What to work on:
Reply with one number: how many lines contain the word "Globale".

::: Records for this exercise :::

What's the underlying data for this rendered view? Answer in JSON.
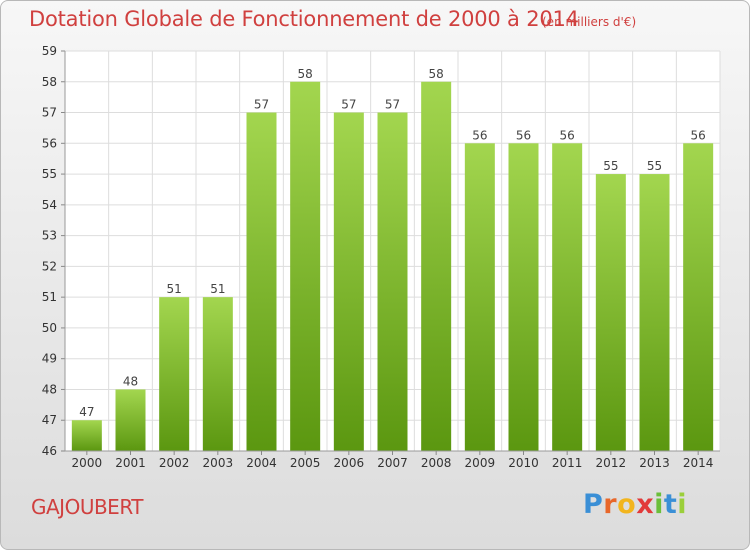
{
  "title": "Dotation Globale de Fonctionnement de 2000 à 2014",
  "unit_note": "(en milliers d'€)",
  "commune": "GAJOUBERT",
  "brand": {
    "letters": [
      "P",
      "r",
      "o",
      "x",
      "i",
      "t",
      "i"
    ],
    "colors": [
      "#3a8fd6",
      "#e8672a",
      "#f2b51e",
      "#e23a3a",
      "#6bbf3a",
      "#3a8fd6",
      "#9bcf3a"
    ]
  },
  "colors": {
    "title": "#d0403f",
    "bar_light": "#9fd24d",
    "bar_dark": "#5e9a12"
  },
  "chart_data": {
    "type": "bar",
    "title": "Dotation Globale de Fonctionnement de 2000 à 2014",
    "categories": [
      "2000",
      "2001",
      "2002",
      "2003",
      "2004",
      "2005",
      "2006",
      "2007",
      "2008",
      "2009",
      "2010",
      "2011",
      "2012",
      "2013",
      "2014"
    ],
    "values": [
      47,
      48,
      51,
      51,
      57,
      58,
      57,
      57,
      58,
      56,
      56,
      56,
      55,
      55,
      56
    ],
    "yticks": [
      46,
      47,
      48,
      49,
      50,
      51,
      52,
      53,
      54,
      55,
      56,
      57,
      58,
      59
    ],
    "ylim": [
      46,
      59
    ],
    "grid": true,
    "data_labels": true
  }
}
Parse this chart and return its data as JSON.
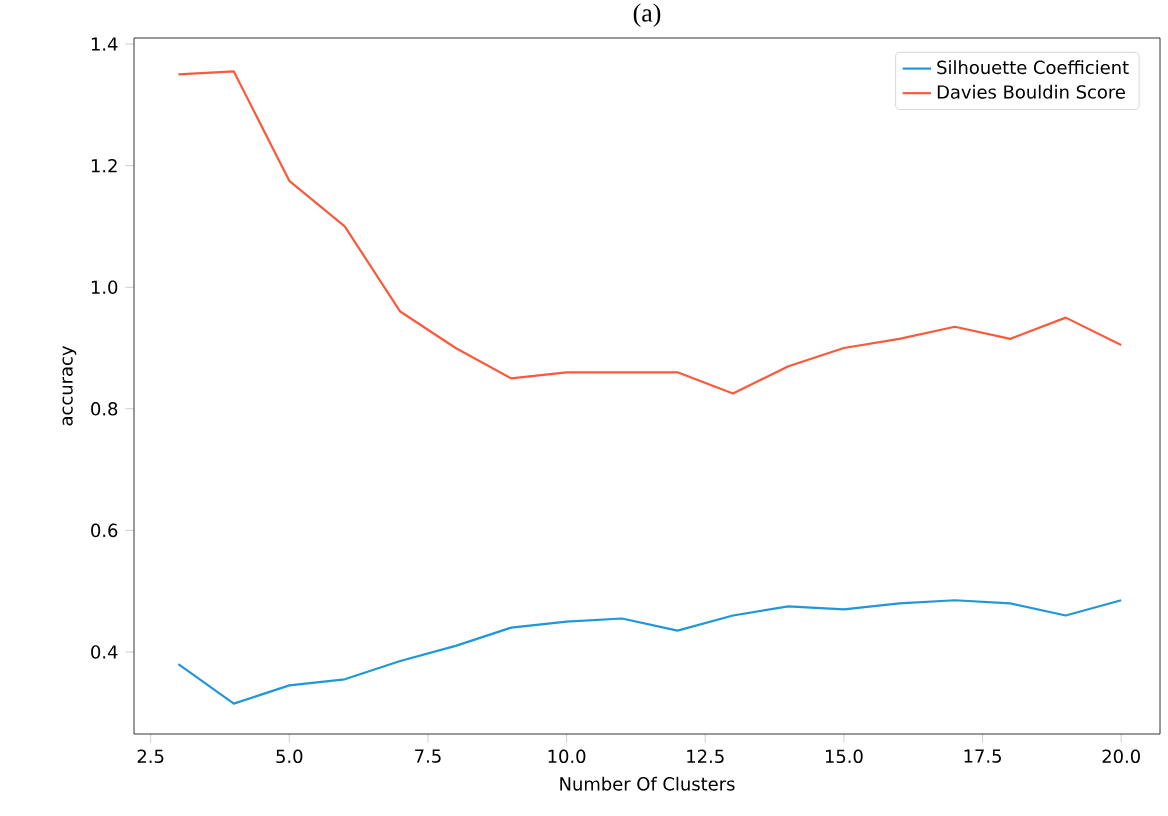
{
  "chart_data": {
    "type": "line",
    "title": "(a)",
    "xlabel": "Number Of Clusters",
    "ylabel": "accuracy",
    "x": [
      3,
      4,
      5,
      6,
      7,
      8,
      9,
      10,
      11,
      12,
      13,
      14,
      15,
      16,
      17,
      18,
      19,
      20
    ],
    "series": [
      {
        "name": "Silhouette Coefficient",
        "color": "#1f97d9",
        "values": [
          0.38,
          0.315,
          0.345,
          0.355,
          0.385,
          0.41,
          0.44,
          0.45,
          0.455,
          0.435,
          0.46,
          0.475,
          0.47,
          0.48,
          0.485,
          0.48,
          0.46,
          0.485
        ]
      },
      {
        "name": "Davies Bouldin Score",
        "color": "#f95a3c",
        "values": [
          1.35,
          1.355,
          1.175,
          1.1,
          0.96,
          0.9,
          0.85,
          0.86,
          0.86,
          0.86,
          0.825,
          0.87,
          0.9,
          0.915,
          0.935,
          0.915,
          0.95,
          0.905
        ]
      }
    ],
    "xlim": [
      2.2,
      20.7
    ],
    "ylim": [
      0.265,
      1.41
    ],
    "xticks": [
      {
        "value": 2.5,
        "label": "2.5"
      },
      {
        "value": 5,
        "label": "5.0"
      },
      {
        "value": 7.5,
        "label": "7.5"
      },
      {
        "value": 10,
        "label": "10.0"
      },
      {
        "value": 12.5,
        "label": "12.5"
      },
      {
        "value": 15,
        "label": "15.0"
      },
      {
        "value": 17.5,
        "label": "17.5"
      },
      {
        "value": 20,
        "label": "20.0"
      }
    ],
    "yticks": [
      {
        "value": 0.4,
        "label": "0.4"
      },
      {
        "value": 0.6,
        "label": "0.6"
      },
      {
        "value": 0.8,
        "label": "0.8"
      },
      {
        "value": 1.0,
        "label": "1.0"
      },
      {
        "value": 1.2,
        "label": "1.2"
      },
      {
        "value": 1.4,
        "label": "1.4"
      }
    ],
    "legend": "top right",
    "grid": false,
    "marker": "none",
    "line_style": "solid"
  }
}
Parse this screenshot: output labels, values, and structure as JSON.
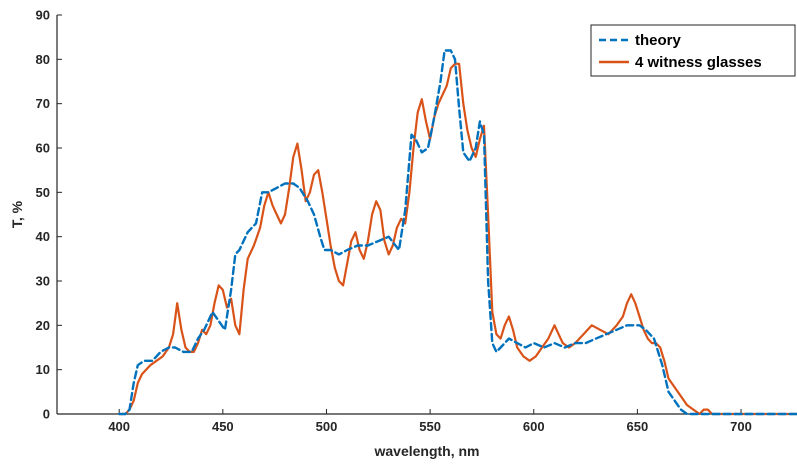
{
  "chart_data": {
    "type": "line",
    "xlabel": "wavelength, nm",
    "ylabel": "T, %",
    "xlim": [
      370,
      727
    ],
    "ylim": [
      0,
      90
    ],
    "xticks": [
      400,
      450,
      500,
      550,
      600,
      650,
      700
    ],
    "yticks": [
      0,
      10,
      20,
      30,
      40,
      50,
      60,
      70,
      80,
      90
    ],
    "grid": false,
    "legend_position": "top-right",
    "series": [
      {
        "name": "theory",
        "color": "#0072BD",
        "style": "dashed",
        "x": [
          400,
          403,
          405,
          407,
          409,
          412,
          416,
          420,
          424,
          427,
          431,
          435,
          438,
          441,
          445,
          448,
          451,
          454,
          456,
          458,
          462,
          466,
          469,
          472,
          476,
          480,
          484,
          487,
          491,
          494,
          497,
          499,
          502,
          506,
          510,
          515,
          520,
          525,
          530,
          535,
          538,
          541,
          543,
          546,
          549,
          552,
          555,
          557,
          560,
          562,
          564,
          566,
          569,
          572,
          574,
          576,
          578,
          580,
          582,
          584,
          588,
          592,
          596,
          600,
          605,
          610,
          615,
          620,
          625,
          630,
          635,
          640,
          645,
          648,
          651,
          654,
          658,
          662,
          665,
          668,
          671,
          674,
          677,
          680,
          683,
          686,
          690,
          700,
          710,
          727
        ],
        "values": [
          0,
          0,
          1,
          7,
          11,
          12,
          12,
          14,
          15,
          15,
          14,
          14,
          17,
          19,
          23,
          21,
          19,
          28,
          36,
          37,
          41,
          43,
          50,
          50,
          51,
          52,
          52,
          51,
          48,
          45,
          40,
          37,
          37,
          36,
          37,
          38,
          38,
          39,
          40,
          37,
          46,
          63,
          62,
          59,
          60,
          67,
          75,
          82,
          82,
          80,
          69,
          59,
          57,
          60,
          66,
          63,
          30,
          16,
          14,
          15,
          17,
          16,
          15,
          16,
          15,
          16,
          15,
          16,
          16,
          17,
          18,
          19,
          20,
          20,
          20,
          19,
          17,
          11,
          5,
          3,
          1,
          0,
          0,
          0,
          0,
          0,
          0,
          0,
          0,
          0
        ]
      },
      {
        "name": "4 witness glasses",
        "color": "#D95319",
        "style": "solid",
        "x": [
          400,
          403,
          405,
          407,
          409,
          411,
          413,
          415,
          418,
          421,
          424,
          426,
          428,
          430,
          432,
          434,
          436,
          438,
          440,
          442,
          444,
          446,
          448,
          450,
          452,
          454,
          456,
          458,
          460,
          462,
          465,
          468,
          470,
          472,
          474,
          476,
          478,
          480,
          482,
          484,
          486,
          488,
          490,
          492,
          494,
          496,
          498,
          500,
          502,
          504,
          506,
          508,
          510,
          512,
          514,
          516,
          518,
          520,
          522,
          524,
          526,
          528,
          530,
          532,
          534,
          536,
          538,
          540,
          542,
          544,
          546,
          548,
          550,
          552,
          554,
          556,
          558,
          560,
          562,
          564,
          566,
          568,
          570,
          572,
          574,
          576,
          578,
          580,
          582,
          584,
          586,
          588,
          590,
          592,
          595,
          598,
          601,
          604,
          607,
          610,
          612,
          614,
          617,
          620,
          624,
          628,
          632,
          636,
          640,
          643,
          645,
          647,
          649,
          651,
          653,
          655,
          657,
          659,
          661,
          663,
          665,
          668,
          671,
          674,
          677,
          680,
          682,
          684,
          686,
          690,
          700,
          710,
          727
        ],
        "values": [
          0,
          0,
          1,
          3,
          7,
          9,
          10,
          11,
          12,
          13,
          15,
          18,
          25,
          19,
          15,
          14,
          14,
          16,
          19,
          18,
          20,
          25,
          29,
          28,
          24,
          26,
          20,
          18,
          28,
          35,
          38,
          42,
          47,
          50,
          47,
          45,
          43,
          45,
          51,
          58,
          61,
          55,
          48,
          50,
          54,
          55,
          50,
          44,
          38,
          33,
          30,
          29,
          34,
          39,
          41,
          37,
          35,
          39,
          45,
          48,
          46,
          39,
          36,
          38,
          42,
          44,
          43,
          50,
          60,
          68,
          71,
          66,
          62,
          67,
          70,
          72,
          74,
          78,
          79,
          79,
          70,
          64,
          60,
          58,
          62,
          65,
          45,
          23,
          18,
          17,
          20,
          22,
          19,
          15,
          13,
          12,
          13,
          15,
          17,
          20,
          18,
          16,
          15,
          16,
          18,
          20,
          19,
          18,
          20,
          22,
          25,
          27,
          25,
          22,
          19,
          17,
          16,
          16,
          15,
          12,
          8,
          6,
          4,
          2,
          1,
          0,
          1,
          1,
          0,
          0,
          0,
          0,
          0
        ]
      }
    ]
  }
}
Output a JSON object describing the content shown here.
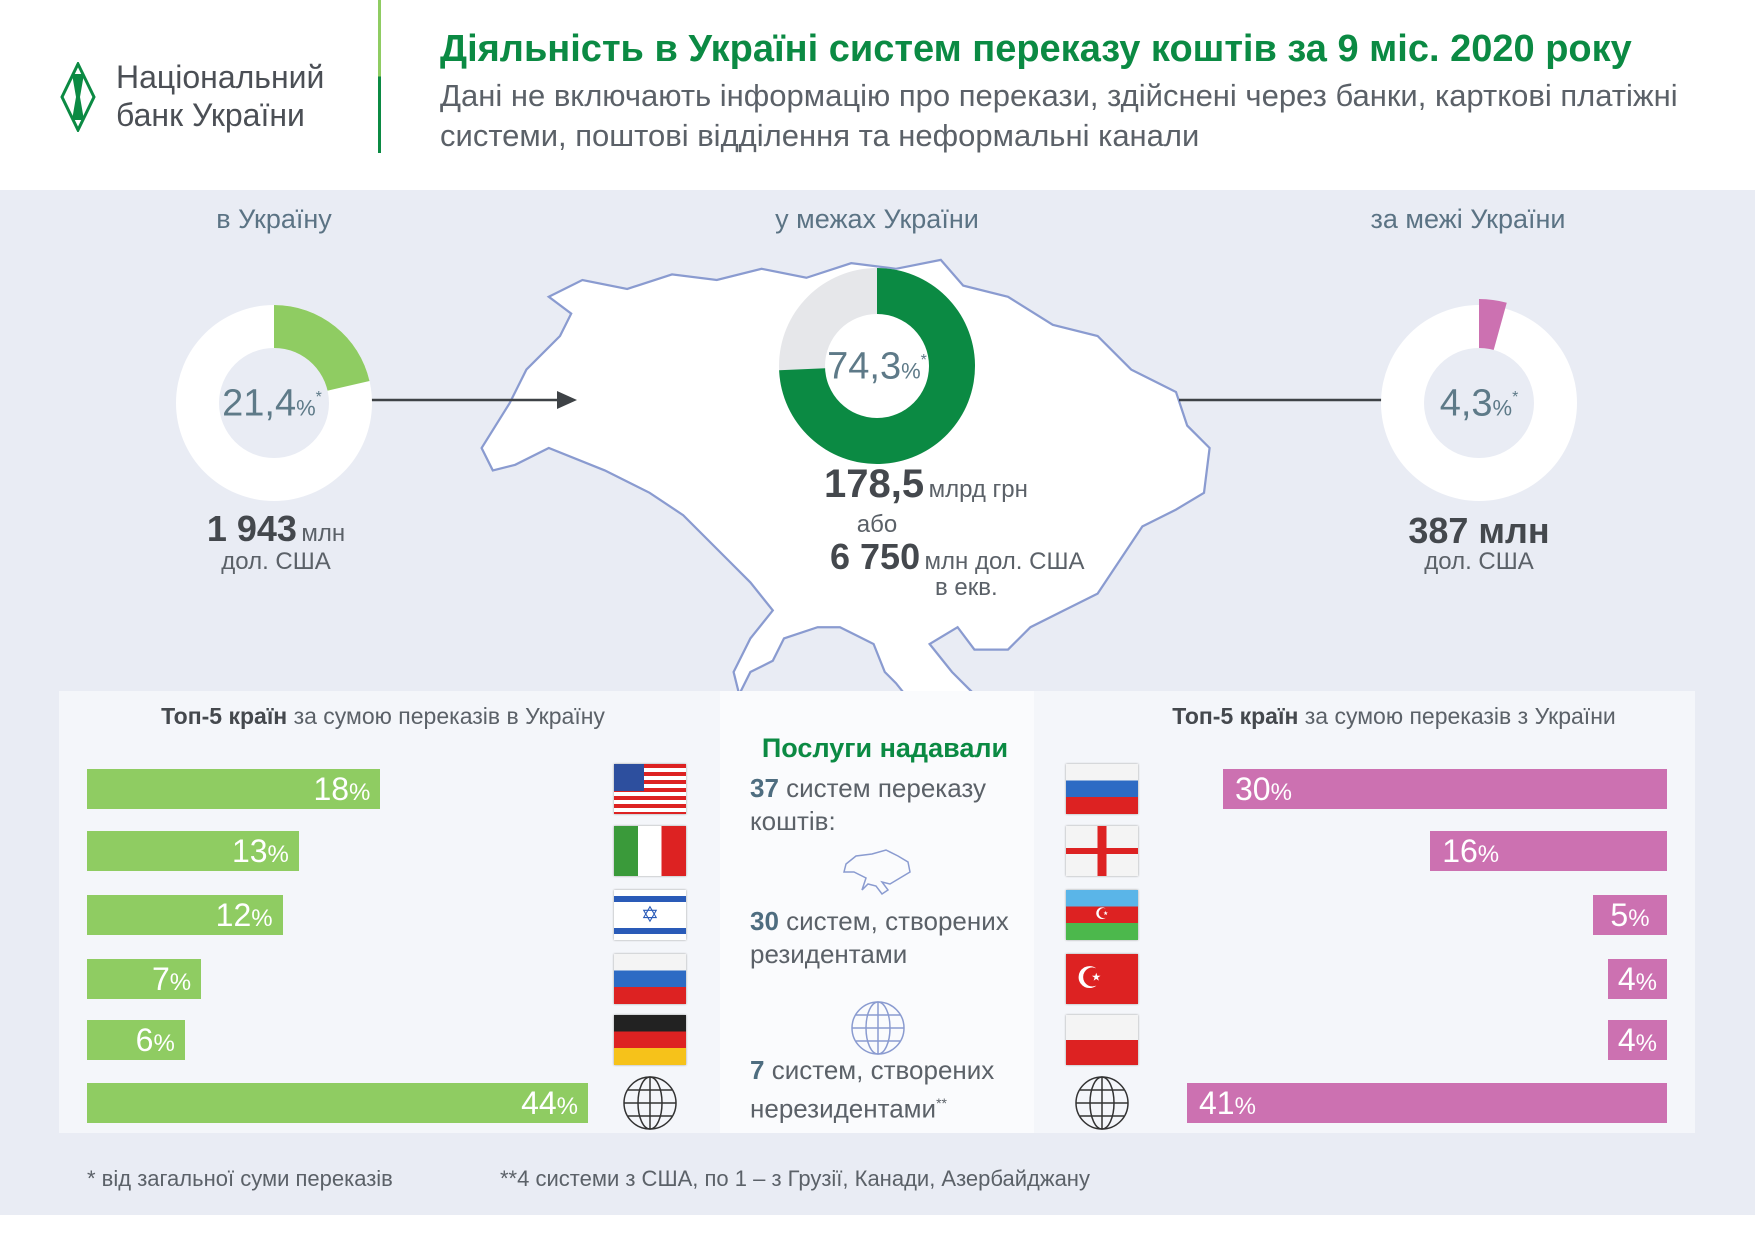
{
  "header": {
    "logo_line1": "Національний",
    "logo_line2": "банк України",
    "title": "Діяльність в Україні систем переказу коштів за 9 міс. 2020 року",
    "subtitle": "Дані не включають інформацію про перекази, здійснені через банки, карткові платіжні системи, поштові відділення та неформальні канали"
  },
  "sections": {
    "inbound": {
      "title": "в Україну",
      "pct": "21,4",
      "pct_sign": "%",
      "mark": "*",
      "amount": "1 943",
      "amount_unit": "млн",
      "currency": "дол. США"
    },
    "domestic": {
      "title": "у межах України",
      "pct": "74,3",
      "pct_sign": "%",
      "mark": "*",
      "amount": "178,5",
      "amount_unit": "млрд грн",
      "or": "або",
      "amount2": "6 750",
      "amount2_unit": "млн дол. США",
      "equiv": "в екв."
    },
    "outbound": {
      "title": "за межі України",
      "pct": "4,3",
      "pct_sign": "%",
      "mark": "*",
      "amount": "387 млн",
      "currency": "дол. США"
    }
  },
  "top_in": {
    "title_bold": "Топ-5 країн",
    "title_rest": " за сумою переказів в Україну"
  },
  "top_out": {
    "title_bold": "Топ-5 країн",
    "title_rest": " за сумою переказів з України"
  },
  "services": {
    "title": "Послуги надавали",
    "total_num": "37",
    "total_text": " систем переказу коштів:",
    "res_num": "30",
    "res_text": " систем, створених резидентами",
    "nonres_num": "7",
    "nonres_text": " систем, створених нерезидентами",
    "nonres_mark": "**"
  },
  "footnotes": {
    "f1": "* від загальної суми переказів",
    "f2": "**4 системи з США, по 1 – з Грузії, Канади, Азербайджану"
  },
  "colors": {
    "green": "#0b8a43",
    "light_green": "#8fcc62",
    "pink": "#cc71b1"
  },
  "chart_data": [
    {
      "type": "pie",
      "name": "donuts",
      "values": [
        {
          "label": "в Україну",
          "value": 21.4,
          "color": "#8fcc62"
        },
        {
          "label": "у межах України",
          "value": 74.3,
          "color": "#0b8a43"
        },
        {
          "label": "за межі України",
          "value": 4.3,
          "color": "#cc71b1"
        }
      ]
    },
    {
      "type": "bar",
      "orientation": "horizontal",
      "categories": [
        "USA",
        "Italy",
        "Israel",
        "Russia",
        "Germany",
        "other-world"
      ],
      "values": [
        18,
        13,
        12,
        7,
        6,
        44
      ],
      "labels": [
        "18",
        "13",
        "12",
        "7",
        "6",
        "44"
      ],
      "color": "#8fcc62"
    },
    {
      "type": "bar",
      "orientation": "horizontal",
      "categories": [
        "Russia",
        "Georgia",
        "Azerbaijan",
        "Turkey",
        "Poland",
        "other-world"
      ],
      "values": [
        30,
        16,
        5,
        4,
        4,
        41
      ],
      "labels": [
        "30",
        "16",
        "5",
        "4",
        "4",
        "41"
      ],
      "color": "#cc71b1"
    }
  ]
}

:::

Task result:
2